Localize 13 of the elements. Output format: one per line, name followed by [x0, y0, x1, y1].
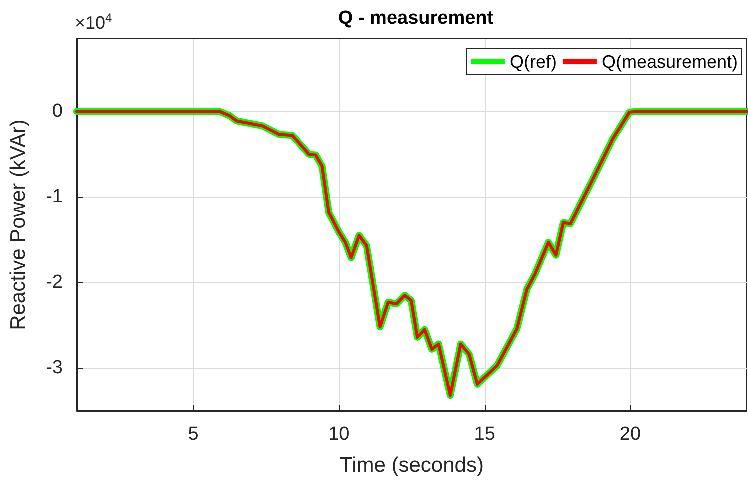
- x-tick-label: 15: [474, 424, 496, 445]
- y-tick-label: -2: [46, 272, 63, 294]
- legend-label: Q(ref): [510, 52, 557, 72]
- y-tick-label: -1: [46, 186, 63, 208]
- chart-title: Q - measurement: [338, 8, 494, 29]
- legend-label: Q(measurement): [602, 52, 738, 72]
- y-tick-label: 0: [52, 101, 63, 122]
- x-tick-label: 5: [188, 424, 199, 445]
- y-axis-title: Reactive Power (kVAr): [7, 120, 30, 330]
- x-axis-title: Time (seconds): [340, 454, 484, 477]
- x-tick-label: 20: [620, 424, 642, 445]
- y-tick-label: -3: [46, 358, 63, 379]
- x-tick-label: 10: [328, 424, 350, 445]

■ **TO BE DONE**
Reproduce every line of the data above word for word, leaving out the pictures.

■ **SOLUTION TO THIS EXERCISE**
Localize 13 of the elements. Output format: one per line, name followed by [x0, y0, x1, y1].
- x-tick-label: 15: [474, 424, 496, 445]
- y-tick-label: -2: [46, 272, 63, 294]
- legend-label: Q(ref): [510, 52, 557, 72]
- y-tick-label: -1: [46, 186, 63, 208]
- chart-title: Q - measurement: [338, 8, 494, 29]
- legend-label: Q(measurement): [602, 52, 738, 72]
- y-tick-label: 0: [52, 101, 63, 122]
- x-tick-label: 5: [188, 424, 199, 445]
- y-axis-title: Reactive Power (kVAr): [7, 120, 30, 330]
- x-axis-title: Time (seconds): [340, 454, 484, 477]
- x-tick-label: 20: [620, 424, 642, 445]
- y-tick-label: -3: [46, 358, 63, 379]
- x-tick-label: 10: [328, 424, 350, 445]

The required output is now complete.